Entries with figure data
# # # #

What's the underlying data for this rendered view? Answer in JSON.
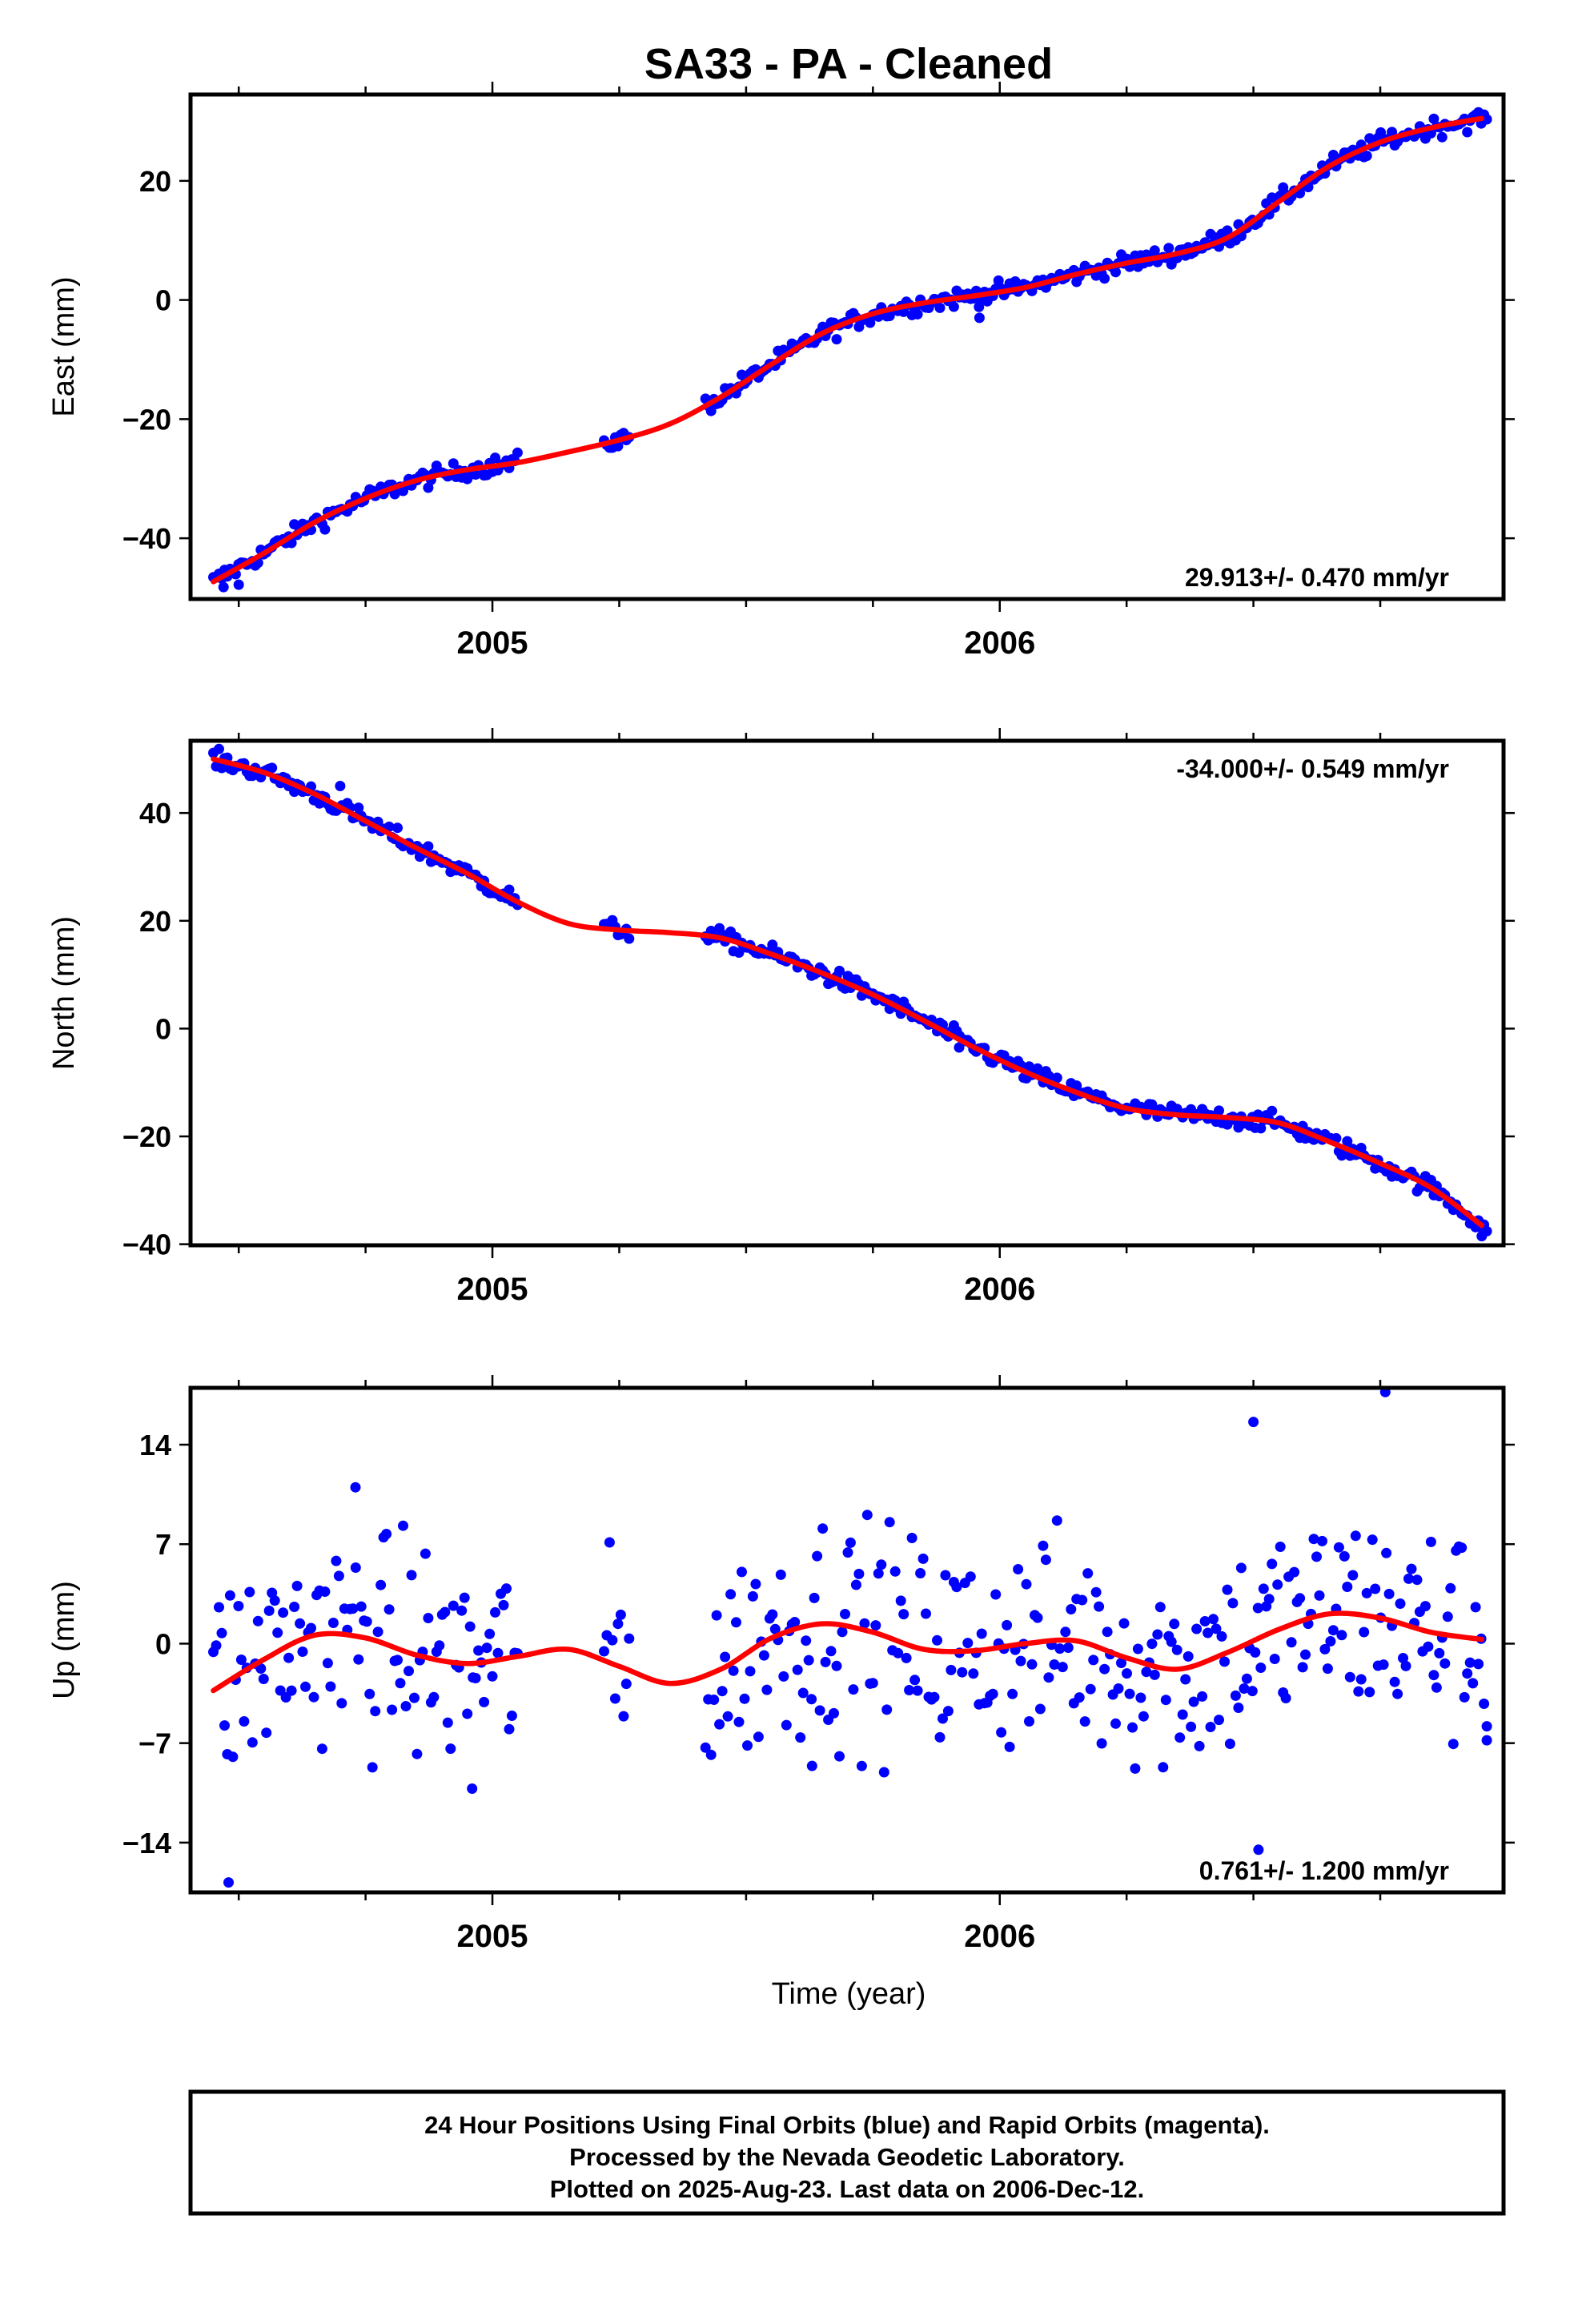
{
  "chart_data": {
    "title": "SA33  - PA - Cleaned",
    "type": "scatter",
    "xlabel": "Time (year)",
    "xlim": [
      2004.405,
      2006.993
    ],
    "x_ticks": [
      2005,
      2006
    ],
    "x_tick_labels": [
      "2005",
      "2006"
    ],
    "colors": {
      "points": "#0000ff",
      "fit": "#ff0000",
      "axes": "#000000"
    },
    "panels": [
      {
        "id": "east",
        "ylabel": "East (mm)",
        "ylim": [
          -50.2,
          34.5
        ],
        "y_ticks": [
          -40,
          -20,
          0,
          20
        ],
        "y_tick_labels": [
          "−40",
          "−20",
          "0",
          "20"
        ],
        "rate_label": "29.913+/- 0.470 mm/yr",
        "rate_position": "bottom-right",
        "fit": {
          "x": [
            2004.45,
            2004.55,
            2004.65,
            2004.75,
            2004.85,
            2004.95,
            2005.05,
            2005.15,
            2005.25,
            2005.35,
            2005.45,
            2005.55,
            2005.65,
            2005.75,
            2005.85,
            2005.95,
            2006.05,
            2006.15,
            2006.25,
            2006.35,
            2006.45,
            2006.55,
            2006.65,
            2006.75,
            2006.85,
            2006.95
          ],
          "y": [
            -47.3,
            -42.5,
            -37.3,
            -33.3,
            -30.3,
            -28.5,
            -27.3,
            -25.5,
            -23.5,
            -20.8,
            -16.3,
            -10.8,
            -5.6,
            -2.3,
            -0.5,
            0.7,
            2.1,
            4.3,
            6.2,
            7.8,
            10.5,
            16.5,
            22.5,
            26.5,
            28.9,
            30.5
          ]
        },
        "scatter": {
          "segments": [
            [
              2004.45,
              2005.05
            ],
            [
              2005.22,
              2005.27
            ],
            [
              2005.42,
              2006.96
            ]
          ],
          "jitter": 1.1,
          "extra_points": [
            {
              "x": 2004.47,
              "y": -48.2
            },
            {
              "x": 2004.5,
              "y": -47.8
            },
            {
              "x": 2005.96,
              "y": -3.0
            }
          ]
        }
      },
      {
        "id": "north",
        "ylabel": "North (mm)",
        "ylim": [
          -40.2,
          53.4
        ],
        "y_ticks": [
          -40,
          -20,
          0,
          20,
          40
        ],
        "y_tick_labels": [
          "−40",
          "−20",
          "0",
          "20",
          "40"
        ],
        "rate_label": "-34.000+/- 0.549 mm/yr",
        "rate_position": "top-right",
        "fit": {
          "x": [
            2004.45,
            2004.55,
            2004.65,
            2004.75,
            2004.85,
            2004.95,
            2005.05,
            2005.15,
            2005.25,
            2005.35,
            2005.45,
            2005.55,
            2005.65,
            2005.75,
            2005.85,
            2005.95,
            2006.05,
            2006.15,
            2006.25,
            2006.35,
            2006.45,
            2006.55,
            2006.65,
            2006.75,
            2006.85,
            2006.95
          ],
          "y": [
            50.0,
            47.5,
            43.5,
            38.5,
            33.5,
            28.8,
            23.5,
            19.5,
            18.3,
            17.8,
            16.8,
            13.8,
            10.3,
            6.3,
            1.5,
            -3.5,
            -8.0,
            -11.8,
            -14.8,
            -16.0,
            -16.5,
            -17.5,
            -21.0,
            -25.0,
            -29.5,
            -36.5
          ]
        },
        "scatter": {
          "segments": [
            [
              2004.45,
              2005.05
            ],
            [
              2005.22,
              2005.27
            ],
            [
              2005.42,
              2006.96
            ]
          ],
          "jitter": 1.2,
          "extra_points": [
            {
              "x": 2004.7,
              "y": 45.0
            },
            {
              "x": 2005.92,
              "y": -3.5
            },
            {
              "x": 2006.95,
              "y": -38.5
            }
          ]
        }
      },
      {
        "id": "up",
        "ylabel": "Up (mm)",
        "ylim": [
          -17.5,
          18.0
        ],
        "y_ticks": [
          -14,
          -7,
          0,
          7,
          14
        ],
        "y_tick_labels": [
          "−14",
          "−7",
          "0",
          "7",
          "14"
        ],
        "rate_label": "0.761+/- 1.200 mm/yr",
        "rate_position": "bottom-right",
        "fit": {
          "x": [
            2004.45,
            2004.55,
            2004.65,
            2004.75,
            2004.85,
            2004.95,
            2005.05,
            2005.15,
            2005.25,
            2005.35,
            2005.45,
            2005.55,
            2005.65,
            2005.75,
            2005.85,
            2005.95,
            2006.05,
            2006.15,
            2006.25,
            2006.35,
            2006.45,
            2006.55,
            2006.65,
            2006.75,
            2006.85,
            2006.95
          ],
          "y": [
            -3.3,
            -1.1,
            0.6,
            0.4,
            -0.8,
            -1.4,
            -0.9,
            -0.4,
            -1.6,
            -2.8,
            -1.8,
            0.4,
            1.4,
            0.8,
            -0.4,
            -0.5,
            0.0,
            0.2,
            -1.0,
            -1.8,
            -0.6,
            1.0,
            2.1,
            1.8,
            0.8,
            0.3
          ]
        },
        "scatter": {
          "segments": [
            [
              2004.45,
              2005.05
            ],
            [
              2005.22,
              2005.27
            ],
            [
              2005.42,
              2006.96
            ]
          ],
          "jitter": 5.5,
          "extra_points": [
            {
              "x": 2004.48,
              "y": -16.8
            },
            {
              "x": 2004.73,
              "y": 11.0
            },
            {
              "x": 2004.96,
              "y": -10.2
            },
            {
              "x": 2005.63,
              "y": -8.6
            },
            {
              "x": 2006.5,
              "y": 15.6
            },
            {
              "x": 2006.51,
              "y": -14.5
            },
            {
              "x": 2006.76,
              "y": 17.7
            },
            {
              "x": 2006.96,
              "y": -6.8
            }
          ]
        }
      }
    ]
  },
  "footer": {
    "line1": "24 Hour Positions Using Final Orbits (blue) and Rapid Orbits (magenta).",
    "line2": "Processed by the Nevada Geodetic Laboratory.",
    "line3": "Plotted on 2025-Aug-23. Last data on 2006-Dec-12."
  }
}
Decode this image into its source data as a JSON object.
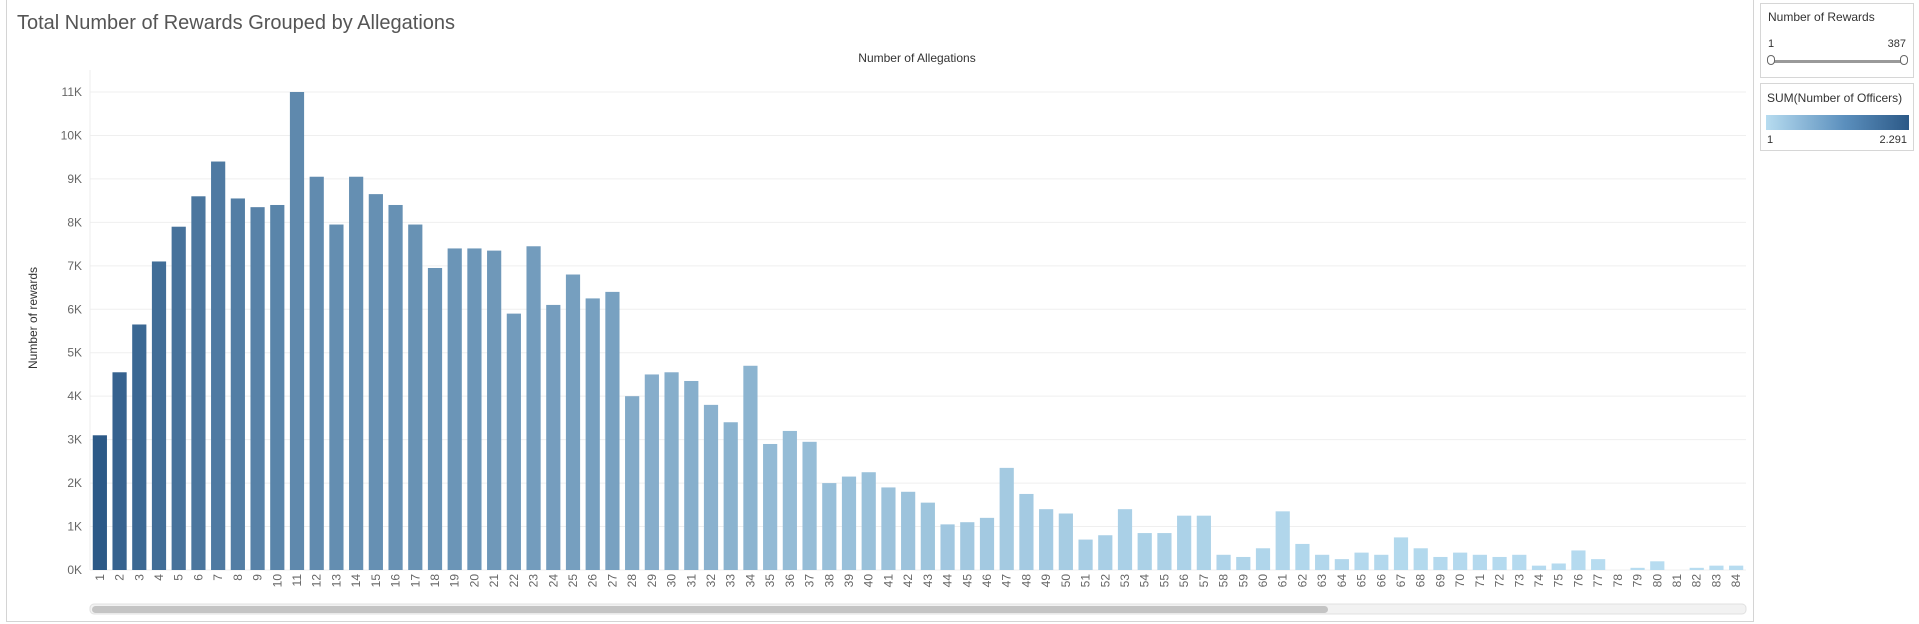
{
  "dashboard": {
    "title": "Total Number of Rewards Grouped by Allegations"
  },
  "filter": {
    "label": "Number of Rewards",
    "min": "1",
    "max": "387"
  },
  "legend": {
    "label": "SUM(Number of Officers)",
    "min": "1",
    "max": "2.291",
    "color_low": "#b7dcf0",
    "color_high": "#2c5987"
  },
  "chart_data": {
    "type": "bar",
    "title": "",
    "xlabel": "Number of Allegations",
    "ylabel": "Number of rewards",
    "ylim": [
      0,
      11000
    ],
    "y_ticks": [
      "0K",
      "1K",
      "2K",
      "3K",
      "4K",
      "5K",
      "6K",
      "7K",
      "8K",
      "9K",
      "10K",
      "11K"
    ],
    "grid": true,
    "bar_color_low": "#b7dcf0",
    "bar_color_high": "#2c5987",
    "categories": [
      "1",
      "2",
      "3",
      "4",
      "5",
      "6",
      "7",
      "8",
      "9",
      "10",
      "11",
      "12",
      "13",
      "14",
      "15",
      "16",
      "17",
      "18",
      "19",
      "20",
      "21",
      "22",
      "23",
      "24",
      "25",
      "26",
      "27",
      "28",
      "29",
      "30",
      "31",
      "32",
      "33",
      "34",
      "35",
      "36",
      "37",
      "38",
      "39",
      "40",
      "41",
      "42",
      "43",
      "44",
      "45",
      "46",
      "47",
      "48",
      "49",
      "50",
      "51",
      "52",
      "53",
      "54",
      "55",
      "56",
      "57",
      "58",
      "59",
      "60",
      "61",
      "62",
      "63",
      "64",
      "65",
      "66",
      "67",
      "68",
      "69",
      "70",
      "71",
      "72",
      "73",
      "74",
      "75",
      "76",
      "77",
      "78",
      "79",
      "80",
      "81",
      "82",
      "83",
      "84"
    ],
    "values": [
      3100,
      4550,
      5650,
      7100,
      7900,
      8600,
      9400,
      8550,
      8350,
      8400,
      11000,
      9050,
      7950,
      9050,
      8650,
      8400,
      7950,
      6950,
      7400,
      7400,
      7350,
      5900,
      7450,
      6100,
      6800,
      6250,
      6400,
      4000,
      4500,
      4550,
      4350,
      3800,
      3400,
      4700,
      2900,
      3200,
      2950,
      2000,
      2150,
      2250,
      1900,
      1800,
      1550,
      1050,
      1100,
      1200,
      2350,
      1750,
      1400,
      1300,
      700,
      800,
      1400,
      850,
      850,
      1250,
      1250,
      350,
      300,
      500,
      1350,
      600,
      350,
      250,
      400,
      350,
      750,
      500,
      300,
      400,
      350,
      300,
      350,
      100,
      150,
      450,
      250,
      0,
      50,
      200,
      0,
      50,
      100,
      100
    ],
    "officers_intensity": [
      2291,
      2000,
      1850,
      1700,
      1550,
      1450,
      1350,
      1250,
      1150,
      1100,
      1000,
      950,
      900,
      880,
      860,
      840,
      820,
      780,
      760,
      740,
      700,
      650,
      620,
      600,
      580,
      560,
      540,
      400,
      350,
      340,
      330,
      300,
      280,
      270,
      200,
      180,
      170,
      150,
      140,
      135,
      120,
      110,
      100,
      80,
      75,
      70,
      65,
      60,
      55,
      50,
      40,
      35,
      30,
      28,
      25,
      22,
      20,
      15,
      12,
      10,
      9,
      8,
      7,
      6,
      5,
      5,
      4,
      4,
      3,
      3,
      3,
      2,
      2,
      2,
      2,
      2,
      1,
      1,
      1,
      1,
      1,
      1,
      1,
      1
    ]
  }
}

# # # #

* What you are asked to do
Determine how many lines of the listing above hold the word "title". Report that number without anything else.

* Task answer
3